# [Extracted information]

▬▬▬

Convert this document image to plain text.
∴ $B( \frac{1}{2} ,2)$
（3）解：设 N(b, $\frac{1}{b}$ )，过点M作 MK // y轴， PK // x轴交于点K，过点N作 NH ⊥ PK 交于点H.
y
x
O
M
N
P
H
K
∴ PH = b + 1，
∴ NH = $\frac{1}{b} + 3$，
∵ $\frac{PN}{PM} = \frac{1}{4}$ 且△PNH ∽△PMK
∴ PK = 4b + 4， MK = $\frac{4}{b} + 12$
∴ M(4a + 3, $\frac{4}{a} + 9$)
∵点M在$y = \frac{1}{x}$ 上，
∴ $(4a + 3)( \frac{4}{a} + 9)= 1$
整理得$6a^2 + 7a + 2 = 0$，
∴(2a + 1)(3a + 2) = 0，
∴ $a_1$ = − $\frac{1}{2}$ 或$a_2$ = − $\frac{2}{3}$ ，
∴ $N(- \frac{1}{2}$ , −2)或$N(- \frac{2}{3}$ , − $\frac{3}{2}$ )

▬▬▬

# [Task to complete]
Give the data again, exactly as it stands.

# [In response]
Convert this document image to plain text.
∴ $B( \frac{1}{2} ,2)$
（3）解：设 N(b, $\frac{1}{b}$ )，过点M作 MK // y轴， PK // x轴交于点K，过点N作 NH ⊥ PK 交于点H.
y
x
O
M
N
P
H
K
∴ PH = b + 1，
∴ NH = $\frac{1}{b} + 3$，
∵ $\frac{PN}{PM} = \frac{1}{4}$ 且△PNH ∽△PMK
∴ PK = 4b + 4， MK = $\frac{4}{b} + 12$
∴ M(4a + 3, $\frac{4}{a} + 9$)
∵点M在$y = \frac{1}{x}$ 上，
∴ $(4a + 3)( \frac{4}{a} + 9)= 1$
整理得$6a^2 + 7a + 2 = 0$，
∴(2a + 1)(3a + 2) = 0，
∴ $a_1$ = − $\frac{1}{2}$ 或$a_2$ = − $\frac{2}{3}$ ，
∴ $N(- \frac{1}{2}$ , −2)或$N(- \frac{2}{3}$ , − $\frac{3}{2}$ )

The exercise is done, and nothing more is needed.